GIVEN EXERCISE:
Would you repeat the listing exactly but omit every picture?

RECORDS FOR THE EXERCISE:
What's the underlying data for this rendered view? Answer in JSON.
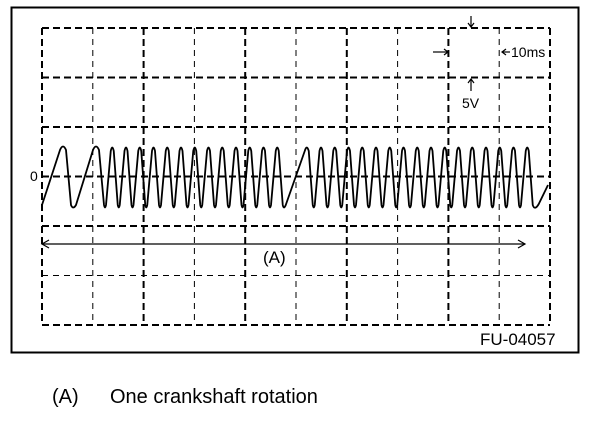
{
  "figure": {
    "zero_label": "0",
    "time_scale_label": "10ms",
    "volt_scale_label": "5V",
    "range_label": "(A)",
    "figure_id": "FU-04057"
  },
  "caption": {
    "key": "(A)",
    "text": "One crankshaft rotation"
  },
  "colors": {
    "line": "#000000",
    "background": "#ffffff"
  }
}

SOLUTION FOR THIS TASK:
What's the underlying data for this rendered view? Answer in JSON.
{
  "figure": {
    "zero_label": "0",
    "time_scale_label": "10ms",
    "volt_scale_label": "5V",
    "range_label": "(A)",
    "figure_id": "FU-04057"
  },
  "caption": {
    "key": "(A)",
    "text": "One crankshaft rotation"
  },
  "colors": {
    "line": "#000000",
    "background": "#ffffff"
  }
}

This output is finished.